(Data records)
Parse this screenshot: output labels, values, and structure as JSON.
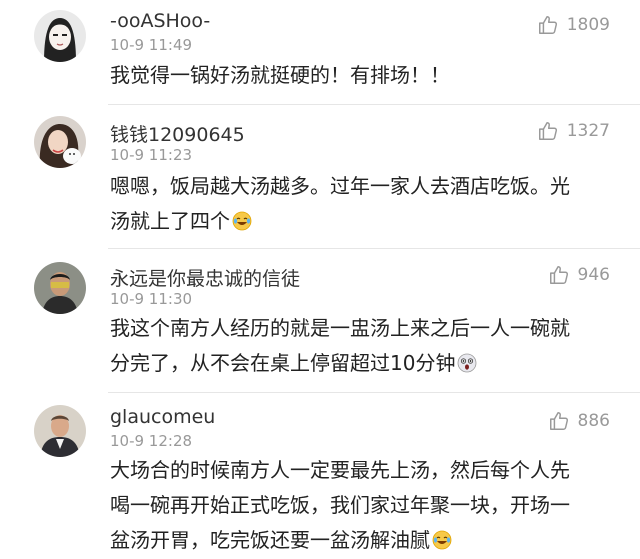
{
  "comments": [
    {
      "username": "-ooASHoo-",
      "time": "10-9 11:49",
      "likes": "1809",
      "lines": [
        "我觉得一锅好汤就挺硬的！有排场！！"
      ],
      "avatar_icon": "anime-girl-avatar",
      "emoji": null
    },
    {
      "username": "钱钱12090645",
      "time": "10-9 11:23",
      "likes": "1327",
      "lines": [
        "嗯嗯，饭局越大汤越多。过年一家人去酒店吃饭。光",
        "汤就上了四个"
      ],
      "avatar_icon": "woman-with-puppy-avatar",
      "emoji": "laugh-cry-emoji"
    },
    {
      "username": "永远是你最忠诚的信徒",
      "time": "10-9 11:30",
      "likes": "946",
      "lines": [
        "我这个南方人经历的就是一盅汤上来之后一人一碗就",
        "分完了，从不会在桌上停留超过10分钟"
      ],
      "avatar_icon": "man-portrait-avatar",
      "emoji": "shocked-face-emoji"
    },
    {
      "username": "glaucomeu",
      "time": "10-9 12:28",
      "likes": "886",
      "lines": [
        "大场合的时候南方人一定要最先上汤，然后每个人先",
        "喝一碗再开始正式吃饭，我们家过年聚一块，开场一",
        "盆汤开胃，吃完饭还要一盆汤解油腻"
      ],
      "avatar_icon": "man-in-suit-avatar",
      "emoji": "laugh-cry-emoji"
    }
  ],
  "colors": {
    "text": "#222222",
    "meta": "#999999",
    "divider": "#e6e6e6"
  }
}
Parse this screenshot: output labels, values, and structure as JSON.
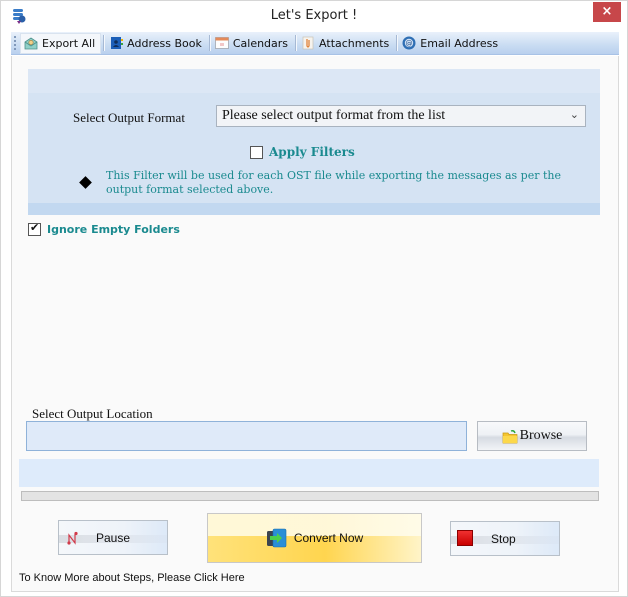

• Exercise requirements
All of the entries need to be transcribed word for word; pictures are left out.

• Response to this exercise
Parse this screenshot: output labels, values, and structure as JSON.
{
  "comments": [
    {
      "username": "-ooASHoo-",
      "time": "10-9 11:49",
      "likes": "1809",
      "lines": [
        "我觉得一锅好汤就挺硬的！有排场！！"
      ],
      "avatar_icon": "anime-girl-avatar",
      "emoji": null
    },
    {
      "username": "钱钱12090645",
      "time": "10-9 11:23",
      "likes": "1327",
      "lines": [
        "嗯嗯，饭局越大汤越多。过年一家人去酒店吃饭。光",
        "汤就上了四个"
      ],
      "avatar_icon": "woman-with-puppy-avatar",
      "emoji": "laugh-cry-emoji"
    },
    {
      "username": "永远是你最忠诚的信徒",
      "time": "10-9 11:30",
      "likes": "946",
      "lines": [
        "我这个南方人经历的就是一盅汤上来之后一人一碗就",
        "分完了，从不会在桌上停留超过10分钟"
      ],
      "avatar_icon": "man-portrait-avatar",
      "emoji": "shocked-face-emoji"
    },
    {
      "username": "glaucomeu",
      "time": "10-9 12:28",
      "likes": "886",
      "lines": [
        "大场合的时候南方人一定要最先上汤，然后每个人先",
        "喝一碗再开始正式吃饭，我们家过年聚一块，开场一",
        "盆汤开胃，吃完饭还要一盆汤解油腻"
      ],
      "avatar_icon": "man-in-suit-avatar",
      "emoji": "laugh-cry-emoji"
    }
  ],
  "colors": {
    "text": "#222222",
    "meta": "#999999",
    "divider": "#e6e6e6"
  }
}
Parse this screenshot: output labels, values, and structure as JSON.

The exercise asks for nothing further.